Find the lines with the string "name" and return them.

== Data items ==
****

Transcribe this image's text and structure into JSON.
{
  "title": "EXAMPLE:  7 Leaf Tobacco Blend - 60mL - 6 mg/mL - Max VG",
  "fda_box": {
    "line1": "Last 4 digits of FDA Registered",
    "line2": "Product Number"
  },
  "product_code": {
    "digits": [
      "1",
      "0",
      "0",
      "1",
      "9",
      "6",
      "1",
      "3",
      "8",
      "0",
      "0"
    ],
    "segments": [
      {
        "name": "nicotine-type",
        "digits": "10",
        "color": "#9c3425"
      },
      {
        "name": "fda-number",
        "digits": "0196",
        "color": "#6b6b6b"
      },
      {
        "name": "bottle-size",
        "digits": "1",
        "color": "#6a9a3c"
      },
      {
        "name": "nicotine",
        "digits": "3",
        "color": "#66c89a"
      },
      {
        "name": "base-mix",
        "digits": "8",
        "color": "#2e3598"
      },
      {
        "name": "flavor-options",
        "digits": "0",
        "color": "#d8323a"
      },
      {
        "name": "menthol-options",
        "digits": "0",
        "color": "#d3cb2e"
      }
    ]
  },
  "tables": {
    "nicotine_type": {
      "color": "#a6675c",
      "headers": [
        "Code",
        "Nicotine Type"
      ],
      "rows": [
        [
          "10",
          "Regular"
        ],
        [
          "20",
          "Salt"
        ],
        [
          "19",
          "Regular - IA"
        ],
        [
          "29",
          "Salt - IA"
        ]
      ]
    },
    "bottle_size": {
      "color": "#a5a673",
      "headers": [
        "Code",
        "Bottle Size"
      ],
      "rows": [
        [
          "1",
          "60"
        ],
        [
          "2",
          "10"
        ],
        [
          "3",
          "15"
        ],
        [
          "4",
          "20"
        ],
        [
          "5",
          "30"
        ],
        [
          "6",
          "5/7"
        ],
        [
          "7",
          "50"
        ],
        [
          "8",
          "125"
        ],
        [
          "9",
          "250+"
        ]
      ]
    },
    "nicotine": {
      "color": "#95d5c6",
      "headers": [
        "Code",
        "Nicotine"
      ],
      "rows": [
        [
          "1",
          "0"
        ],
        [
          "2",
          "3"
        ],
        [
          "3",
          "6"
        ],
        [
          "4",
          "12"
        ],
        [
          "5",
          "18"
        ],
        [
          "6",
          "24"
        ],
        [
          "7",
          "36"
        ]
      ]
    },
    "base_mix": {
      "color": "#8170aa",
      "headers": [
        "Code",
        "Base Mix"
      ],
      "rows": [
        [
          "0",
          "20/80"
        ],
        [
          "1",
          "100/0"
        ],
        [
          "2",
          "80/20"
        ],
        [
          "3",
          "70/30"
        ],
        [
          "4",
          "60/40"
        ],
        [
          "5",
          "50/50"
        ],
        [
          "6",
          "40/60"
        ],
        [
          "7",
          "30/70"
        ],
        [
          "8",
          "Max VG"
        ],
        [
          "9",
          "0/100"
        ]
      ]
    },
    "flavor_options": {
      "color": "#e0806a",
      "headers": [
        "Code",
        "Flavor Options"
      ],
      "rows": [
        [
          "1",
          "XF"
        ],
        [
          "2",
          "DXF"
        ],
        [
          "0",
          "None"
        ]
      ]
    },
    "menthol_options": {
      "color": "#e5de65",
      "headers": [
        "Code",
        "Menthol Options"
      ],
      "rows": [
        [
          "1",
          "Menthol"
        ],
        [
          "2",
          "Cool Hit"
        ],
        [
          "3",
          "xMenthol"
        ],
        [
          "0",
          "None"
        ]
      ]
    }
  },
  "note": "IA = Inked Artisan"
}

****

== SOLUTION BELOW ==
        "name": "nicotine-type",
        "name": "fda-number",
        "name": "bottle-size",
        "name": "nicotine",
        "name": "base-mix",
        "name": "flavor-options",
        "name": "menthol-options",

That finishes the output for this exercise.